» INPUT FOR THIS TASK
====
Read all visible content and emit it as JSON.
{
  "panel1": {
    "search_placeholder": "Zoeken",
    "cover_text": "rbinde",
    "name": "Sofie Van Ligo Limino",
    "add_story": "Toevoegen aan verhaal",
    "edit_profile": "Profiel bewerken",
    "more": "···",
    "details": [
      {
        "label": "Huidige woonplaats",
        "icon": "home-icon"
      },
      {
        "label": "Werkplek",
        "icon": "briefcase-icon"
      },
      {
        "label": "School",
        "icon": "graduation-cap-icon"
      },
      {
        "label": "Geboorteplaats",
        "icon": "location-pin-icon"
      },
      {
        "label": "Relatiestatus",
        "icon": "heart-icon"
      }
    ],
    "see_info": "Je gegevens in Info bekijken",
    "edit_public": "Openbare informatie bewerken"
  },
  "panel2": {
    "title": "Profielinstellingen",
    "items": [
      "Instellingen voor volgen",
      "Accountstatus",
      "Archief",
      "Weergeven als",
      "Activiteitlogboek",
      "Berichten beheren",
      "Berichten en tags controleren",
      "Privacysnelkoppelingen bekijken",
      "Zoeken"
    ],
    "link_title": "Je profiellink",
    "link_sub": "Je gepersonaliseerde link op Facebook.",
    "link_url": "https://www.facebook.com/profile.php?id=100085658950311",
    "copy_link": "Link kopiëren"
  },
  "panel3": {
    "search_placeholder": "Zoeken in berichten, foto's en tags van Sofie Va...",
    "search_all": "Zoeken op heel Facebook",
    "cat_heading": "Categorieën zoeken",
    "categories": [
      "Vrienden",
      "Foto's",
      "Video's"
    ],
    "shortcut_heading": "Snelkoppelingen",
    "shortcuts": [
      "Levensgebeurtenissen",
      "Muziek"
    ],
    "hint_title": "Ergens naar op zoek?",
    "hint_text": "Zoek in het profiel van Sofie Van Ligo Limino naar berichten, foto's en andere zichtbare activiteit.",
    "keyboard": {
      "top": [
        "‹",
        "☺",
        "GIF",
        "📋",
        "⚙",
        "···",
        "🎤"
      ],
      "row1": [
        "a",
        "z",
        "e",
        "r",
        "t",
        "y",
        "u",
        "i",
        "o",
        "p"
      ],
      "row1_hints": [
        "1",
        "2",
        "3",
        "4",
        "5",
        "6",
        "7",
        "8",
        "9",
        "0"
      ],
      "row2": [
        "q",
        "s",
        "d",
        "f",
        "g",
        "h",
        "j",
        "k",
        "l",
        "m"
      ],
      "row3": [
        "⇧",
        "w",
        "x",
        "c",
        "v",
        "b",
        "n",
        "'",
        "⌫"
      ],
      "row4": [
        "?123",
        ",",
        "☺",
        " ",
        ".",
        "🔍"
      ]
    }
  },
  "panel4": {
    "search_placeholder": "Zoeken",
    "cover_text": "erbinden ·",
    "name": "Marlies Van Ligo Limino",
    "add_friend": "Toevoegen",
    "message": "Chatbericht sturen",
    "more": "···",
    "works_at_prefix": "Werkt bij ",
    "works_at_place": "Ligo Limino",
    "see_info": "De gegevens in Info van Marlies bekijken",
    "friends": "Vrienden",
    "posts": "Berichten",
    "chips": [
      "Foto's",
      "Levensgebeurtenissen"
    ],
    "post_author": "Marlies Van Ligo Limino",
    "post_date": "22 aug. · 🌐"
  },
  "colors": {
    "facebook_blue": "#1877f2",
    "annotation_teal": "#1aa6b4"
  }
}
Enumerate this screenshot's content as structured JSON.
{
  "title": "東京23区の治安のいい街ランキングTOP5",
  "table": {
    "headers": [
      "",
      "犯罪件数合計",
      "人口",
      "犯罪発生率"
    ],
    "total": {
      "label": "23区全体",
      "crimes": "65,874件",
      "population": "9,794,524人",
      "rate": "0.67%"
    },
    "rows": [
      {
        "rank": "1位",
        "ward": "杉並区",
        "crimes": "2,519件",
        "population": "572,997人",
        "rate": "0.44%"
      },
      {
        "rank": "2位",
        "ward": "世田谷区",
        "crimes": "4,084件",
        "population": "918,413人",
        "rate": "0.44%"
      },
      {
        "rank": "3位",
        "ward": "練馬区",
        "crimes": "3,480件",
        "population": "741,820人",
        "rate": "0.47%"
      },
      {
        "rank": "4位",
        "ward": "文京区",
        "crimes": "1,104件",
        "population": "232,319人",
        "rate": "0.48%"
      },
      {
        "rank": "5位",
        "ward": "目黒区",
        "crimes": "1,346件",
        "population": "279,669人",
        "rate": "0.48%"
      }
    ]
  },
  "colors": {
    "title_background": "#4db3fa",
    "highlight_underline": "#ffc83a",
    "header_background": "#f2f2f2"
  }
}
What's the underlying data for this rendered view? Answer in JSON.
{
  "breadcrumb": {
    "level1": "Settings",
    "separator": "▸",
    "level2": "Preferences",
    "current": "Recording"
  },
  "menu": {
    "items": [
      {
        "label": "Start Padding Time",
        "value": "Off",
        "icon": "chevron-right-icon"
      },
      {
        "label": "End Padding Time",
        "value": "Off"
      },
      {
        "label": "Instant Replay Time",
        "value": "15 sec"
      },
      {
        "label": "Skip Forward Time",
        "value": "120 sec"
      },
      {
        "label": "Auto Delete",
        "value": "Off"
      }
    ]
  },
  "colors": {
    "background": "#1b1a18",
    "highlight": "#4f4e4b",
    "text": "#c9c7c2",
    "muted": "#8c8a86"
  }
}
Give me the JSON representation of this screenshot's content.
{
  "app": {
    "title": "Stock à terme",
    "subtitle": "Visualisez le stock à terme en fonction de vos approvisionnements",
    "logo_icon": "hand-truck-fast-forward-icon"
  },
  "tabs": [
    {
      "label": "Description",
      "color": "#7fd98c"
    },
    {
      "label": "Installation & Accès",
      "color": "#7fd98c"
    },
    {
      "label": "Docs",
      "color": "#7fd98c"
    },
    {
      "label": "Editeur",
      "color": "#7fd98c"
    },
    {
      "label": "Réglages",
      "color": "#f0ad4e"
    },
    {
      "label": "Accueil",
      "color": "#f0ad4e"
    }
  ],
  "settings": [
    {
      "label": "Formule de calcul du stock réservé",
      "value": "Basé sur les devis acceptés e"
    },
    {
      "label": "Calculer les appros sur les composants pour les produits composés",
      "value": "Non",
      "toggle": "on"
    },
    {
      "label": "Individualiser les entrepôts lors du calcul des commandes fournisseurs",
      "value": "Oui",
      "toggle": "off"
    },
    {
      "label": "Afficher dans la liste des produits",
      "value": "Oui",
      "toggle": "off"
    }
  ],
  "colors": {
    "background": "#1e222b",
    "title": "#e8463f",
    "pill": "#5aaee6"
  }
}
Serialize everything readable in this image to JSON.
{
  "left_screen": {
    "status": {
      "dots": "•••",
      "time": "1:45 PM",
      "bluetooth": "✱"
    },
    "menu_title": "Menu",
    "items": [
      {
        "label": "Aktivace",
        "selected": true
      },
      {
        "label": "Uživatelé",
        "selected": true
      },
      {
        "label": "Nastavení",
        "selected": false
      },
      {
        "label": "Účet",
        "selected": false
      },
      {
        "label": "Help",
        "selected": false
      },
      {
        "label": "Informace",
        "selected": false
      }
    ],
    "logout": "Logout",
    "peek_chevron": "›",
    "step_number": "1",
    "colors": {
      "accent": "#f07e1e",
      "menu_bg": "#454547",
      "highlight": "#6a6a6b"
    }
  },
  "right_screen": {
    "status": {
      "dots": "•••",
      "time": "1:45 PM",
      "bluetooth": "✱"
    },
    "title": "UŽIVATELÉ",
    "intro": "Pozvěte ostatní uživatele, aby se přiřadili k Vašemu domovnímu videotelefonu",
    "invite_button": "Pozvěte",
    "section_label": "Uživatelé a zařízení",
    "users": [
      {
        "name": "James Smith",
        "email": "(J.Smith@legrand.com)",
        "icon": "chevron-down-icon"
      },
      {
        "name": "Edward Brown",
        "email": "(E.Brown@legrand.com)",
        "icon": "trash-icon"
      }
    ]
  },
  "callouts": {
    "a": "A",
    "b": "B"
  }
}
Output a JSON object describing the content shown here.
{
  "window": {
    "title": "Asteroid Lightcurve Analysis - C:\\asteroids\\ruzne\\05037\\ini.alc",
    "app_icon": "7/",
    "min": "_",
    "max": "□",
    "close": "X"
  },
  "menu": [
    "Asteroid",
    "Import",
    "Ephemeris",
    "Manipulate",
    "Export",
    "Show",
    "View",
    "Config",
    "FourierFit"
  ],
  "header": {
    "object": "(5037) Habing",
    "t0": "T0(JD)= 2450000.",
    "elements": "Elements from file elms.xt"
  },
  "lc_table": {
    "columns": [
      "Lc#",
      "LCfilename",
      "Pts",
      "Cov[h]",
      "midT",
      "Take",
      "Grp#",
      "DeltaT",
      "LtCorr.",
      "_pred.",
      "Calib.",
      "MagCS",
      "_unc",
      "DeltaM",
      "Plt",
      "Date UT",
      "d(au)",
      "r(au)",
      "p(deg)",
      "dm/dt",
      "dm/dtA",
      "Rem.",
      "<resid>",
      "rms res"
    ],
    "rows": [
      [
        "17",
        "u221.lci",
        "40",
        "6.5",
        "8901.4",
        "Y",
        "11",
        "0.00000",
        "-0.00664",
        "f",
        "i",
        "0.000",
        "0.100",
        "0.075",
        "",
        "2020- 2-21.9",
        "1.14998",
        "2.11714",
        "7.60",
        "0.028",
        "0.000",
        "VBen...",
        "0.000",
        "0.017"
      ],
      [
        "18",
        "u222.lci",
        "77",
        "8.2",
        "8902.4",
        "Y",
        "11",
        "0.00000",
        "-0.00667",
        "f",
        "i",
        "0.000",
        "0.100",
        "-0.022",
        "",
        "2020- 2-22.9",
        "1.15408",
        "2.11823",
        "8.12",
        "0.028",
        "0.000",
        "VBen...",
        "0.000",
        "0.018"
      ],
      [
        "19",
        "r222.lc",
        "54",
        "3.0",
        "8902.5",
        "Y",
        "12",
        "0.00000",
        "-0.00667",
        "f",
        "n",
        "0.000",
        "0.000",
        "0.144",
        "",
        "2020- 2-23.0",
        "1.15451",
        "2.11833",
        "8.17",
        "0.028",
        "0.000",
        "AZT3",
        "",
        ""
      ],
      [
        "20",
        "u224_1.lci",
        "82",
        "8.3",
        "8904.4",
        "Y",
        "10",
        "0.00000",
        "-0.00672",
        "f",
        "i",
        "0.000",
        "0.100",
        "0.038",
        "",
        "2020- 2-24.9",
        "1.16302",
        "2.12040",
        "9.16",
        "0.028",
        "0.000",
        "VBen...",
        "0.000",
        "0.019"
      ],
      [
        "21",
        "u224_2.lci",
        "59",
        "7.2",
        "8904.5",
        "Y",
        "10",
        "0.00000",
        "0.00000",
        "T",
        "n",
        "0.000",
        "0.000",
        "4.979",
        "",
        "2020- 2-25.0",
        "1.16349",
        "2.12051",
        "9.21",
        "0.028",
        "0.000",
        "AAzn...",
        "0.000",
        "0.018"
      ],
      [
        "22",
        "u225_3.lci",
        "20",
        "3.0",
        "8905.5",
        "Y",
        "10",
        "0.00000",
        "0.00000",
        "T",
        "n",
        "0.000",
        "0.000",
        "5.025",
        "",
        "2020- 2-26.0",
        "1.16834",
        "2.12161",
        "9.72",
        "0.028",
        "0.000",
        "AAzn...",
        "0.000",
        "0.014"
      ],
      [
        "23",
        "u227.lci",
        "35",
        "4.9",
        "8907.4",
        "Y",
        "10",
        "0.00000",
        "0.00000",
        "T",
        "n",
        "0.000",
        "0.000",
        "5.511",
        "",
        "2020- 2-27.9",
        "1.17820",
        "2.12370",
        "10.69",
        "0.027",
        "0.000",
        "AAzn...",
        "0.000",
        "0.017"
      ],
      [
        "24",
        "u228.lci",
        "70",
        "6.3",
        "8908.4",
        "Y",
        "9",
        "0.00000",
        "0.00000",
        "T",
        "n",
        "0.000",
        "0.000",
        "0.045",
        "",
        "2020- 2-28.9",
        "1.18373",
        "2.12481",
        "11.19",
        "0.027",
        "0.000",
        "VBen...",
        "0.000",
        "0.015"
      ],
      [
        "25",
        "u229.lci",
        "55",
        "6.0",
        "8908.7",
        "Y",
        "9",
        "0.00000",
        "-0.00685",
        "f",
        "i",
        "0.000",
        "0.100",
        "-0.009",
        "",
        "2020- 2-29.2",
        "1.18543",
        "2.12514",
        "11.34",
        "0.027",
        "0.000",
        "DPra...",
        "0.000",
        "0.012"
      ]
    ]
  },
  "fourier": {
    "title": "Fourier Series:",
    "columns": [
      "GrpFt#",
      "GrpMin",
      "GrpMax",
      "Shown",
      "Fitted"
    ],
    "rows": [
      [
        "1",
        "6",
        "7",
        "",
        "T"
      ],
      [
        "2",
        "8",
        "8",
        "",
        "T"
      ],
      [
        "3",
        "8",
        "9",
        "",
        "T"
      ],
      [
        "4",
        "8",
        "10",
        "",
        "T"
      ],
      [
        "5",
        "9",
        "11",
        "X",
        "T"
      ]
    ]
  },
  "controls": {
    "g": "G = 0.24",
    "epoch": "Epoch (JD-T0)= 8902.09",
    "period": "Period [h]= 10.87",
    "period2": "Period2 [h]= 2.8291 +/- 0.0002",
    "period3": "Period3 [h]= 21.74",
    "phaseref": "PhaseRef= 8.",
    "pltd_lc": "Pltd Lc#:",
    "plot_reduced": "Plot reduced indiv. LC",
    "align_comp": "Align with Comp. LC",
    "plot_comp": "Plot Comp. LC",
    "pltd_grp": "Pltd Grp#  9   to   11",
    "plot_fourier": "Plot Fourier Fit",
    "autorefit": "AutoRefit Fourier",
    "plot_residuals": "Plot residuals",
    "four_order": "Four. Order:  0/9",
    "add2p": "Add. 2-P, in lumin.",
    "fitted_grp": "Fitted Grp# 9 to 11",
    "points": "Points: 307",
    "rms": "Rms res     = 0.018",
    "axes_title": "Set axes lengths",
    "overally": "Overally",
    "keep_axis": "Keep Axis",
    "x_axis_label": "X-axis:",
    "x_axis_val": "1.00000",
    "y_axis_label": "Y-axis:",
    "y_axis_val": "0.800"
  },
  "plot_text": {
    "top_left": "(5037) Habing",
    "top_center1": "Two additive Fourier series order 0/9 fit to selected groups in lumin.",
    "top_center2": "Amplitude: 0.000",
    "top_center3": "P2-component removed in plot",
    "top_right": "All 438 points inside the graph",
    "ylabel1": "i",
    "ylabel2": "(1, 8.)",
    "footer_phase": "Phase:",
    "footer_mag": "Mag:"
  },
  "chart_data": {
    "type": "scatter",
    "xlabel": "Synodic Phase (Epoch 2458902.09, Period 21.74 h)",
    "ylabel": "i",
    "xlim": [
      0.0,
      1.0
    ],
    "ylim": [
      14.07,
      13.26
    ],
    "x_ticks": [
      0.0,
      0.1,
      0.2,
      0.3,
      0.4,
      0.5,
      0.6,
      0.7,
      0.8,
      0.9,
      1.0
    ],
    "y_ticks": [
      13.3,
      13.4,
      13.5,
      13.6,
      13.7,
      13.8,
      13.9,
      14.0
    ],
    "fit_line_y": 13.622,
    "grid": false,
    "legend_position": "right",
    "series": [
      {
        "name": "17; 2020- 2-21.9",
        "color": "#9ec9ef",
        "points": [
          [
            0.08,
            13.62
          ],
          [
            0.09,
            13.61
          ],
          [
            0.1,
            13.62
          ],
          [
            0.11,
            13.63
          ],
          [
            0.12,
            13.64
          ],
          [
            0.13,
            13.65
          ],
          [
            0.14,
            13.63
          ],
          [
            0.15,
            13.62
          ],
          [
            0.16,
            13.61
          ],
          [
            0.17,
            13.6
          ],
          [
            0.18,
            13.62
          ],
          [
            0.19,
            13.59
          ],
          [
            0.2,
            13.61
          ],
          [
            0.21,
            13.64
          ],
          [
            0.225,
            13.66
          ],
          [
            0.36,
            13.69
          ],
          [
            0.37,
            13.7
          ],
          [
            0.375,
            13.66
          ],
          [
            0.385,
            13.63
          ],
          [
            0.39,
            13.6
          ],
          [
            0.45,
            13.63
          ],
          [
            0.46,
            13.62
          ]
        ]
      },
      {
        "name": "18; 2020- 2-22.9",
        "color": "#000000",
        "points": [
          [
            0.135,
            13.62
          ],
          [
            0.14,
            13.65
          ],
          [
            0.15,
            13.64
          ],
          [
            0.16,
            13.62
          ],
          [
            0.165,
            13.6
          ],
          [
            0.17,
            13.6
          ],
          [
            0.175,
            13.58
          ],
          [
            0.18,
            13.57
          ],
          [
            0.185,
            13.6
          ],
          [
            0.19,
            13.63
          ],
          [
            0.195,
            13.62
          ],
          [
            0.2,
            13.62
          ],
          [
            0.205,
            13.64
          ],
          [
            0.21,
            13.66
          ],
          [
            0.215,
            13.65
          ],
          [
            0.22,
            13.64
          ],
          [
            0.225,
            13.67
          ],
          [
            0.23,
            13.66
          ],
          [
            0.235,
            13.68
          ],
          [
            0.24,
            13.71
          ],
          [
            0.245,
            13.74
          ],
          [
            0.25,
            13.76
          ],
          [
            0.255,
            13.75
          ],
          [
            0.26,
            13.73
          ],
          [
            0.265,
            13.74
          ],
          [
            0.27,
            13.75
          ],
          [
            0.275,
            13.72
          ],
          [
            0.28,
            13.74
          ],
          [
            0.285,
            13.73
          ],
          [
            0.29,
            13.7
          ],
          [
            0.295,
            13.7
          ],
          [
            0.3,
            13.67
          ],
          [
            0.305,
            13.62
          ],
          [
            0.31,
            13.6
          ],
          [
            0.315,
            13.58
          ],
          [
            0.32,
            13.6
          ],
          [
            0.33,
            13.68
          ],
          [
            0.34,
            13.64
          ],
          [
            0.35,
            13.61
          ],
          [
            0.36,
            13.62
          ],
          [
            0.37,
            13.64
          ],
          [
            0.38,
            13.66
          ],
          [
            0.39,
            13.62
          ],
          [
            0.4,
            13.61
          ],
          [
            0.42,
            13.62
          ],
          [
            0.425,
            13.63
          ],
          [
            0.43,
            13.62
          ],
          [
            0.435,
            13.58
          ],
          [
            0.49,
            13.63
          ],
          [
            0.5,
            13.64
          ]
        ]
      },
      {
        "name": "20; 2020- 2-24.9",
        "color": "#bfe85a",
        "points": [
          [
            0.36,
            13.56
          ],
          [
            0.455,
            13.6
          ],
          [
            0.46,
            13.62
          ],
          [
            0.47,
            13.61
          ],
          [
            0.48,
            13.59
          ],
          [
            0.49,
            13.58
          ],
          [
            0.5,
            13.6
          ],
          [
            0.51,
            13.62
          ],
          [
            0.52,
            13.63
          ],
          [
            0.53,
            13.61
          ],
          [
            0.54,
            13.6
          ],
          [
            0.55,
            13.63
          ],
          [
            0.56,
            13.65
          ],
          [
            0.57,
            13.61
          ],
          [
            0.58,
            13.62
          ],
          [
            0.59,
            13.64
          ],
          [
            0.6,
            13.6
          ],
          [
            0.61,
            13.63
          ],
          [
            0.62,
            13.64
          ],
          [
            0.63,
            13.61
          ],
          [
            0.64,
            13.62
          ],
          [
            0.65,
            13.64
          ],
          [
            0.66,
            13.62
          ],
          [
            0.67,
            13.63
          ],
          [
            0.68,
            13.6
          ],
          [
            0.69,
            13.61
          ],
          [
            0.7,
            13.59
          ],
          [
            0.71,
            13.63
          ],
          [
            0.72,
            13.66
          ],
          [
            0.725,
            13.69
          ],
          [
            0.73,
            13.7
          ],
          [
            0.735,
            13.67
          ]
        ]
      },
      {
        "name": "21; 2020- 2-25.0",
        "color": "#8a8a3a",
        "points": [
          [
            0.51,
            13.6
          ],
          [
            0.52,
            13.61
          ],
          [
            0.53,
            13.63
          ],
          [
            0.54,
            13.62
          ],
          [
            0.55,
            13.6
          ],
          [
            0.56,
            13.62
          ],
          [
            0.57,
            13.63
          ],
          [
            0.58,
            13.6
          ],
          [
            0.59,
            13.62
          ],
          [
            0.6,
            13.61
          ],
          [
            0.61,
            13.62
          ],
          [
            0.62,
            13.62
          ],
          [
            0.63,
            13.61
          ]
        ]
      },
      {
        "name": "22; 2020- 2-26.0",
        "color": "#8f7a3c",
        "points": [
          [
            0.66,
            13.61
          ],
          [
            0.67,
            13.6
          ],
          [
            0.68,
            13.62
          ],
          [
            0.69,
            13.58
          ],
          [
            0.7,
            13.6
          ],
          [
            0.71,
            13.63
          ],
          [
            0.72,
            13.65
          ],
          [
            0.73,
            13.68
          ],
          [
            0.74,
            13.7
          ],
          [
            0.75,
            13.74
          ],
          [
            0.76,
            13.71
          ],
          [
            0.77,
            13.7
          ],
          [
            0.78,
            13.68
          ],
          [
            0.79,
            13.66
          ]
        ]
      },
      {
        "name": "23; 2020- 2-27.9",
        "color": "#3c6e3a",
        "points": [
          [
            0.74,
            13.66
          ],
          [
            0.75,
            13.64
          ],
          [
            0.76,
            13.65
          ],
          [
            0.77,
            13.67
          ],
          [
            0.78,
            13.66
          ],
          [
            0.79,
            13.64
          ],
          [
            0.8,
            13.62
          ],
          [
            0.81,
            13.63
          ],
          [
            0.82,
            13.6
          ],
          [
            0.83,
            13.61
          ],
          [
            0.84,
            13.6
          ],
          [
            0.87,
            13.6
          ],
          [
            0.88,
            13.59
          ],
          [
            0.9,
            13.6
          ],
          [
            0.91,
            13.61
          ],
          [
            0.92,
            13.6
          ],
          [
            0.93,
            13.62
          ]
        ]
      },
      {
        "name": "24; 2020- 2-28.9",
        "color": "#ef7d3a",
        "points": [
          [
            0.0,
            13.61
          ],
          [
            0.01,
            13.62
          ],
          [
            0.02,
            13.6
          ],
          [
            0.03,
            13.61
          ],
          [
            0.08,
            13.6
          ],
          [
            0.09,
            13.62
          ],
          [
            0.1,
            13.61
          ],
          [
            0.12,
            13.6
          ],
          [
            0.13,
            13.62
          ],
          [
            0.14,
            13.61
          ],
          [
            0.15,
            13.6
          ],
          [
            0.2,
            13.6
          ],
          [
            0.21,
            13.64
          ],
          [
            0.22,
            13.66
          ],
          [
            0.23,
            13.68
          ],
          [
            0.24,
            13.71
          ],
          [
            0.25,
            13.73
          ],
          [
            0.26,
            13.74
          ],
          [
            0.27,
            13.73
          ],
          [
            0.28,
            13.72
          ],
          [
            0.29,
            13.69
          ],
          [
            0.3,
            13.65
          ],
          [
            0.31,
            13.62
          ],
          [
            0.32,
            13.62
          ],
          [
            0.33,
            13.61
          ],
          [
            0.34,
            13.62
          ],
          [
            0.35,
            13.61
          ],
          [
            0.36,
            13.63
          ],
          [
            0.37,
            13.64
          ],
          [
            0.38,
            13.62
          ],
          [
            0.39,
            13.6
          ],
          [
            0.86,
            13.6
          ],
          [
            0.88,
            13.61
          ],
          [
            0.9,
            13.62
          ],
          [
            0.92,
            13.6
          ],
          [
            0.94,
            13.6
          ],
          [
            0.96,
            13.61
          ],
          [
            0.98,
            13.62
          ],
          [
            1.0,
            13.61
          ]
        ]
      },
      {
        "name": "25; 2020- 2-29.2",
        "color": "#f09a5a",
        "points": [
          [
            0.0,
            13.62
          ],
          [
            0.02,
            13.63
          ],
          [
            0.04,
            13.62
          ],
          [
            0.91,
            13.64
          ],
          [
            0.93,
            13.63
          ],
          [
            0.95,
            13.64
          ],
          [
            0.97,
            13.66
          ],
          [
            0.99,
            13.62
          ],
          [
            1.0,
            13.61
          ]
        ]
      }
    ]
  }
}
====
» STATED GOAL
Your task is to gather all lines from the entries above that hold the word "Limino".

» EXPECTED OUTPUT
    "name": "Sofie Van Ligo Limino",
    "hint_text": "Zoek in het profiel van Sofie Van Ligo Limino naar berichten, foto's en andere zichtbare activiteit.",
    "name": "Marlies Van Ligo Limino",
    "works_at_place": "Ligo Limino",
    "post_author": "Marlies Van Ligo Limino",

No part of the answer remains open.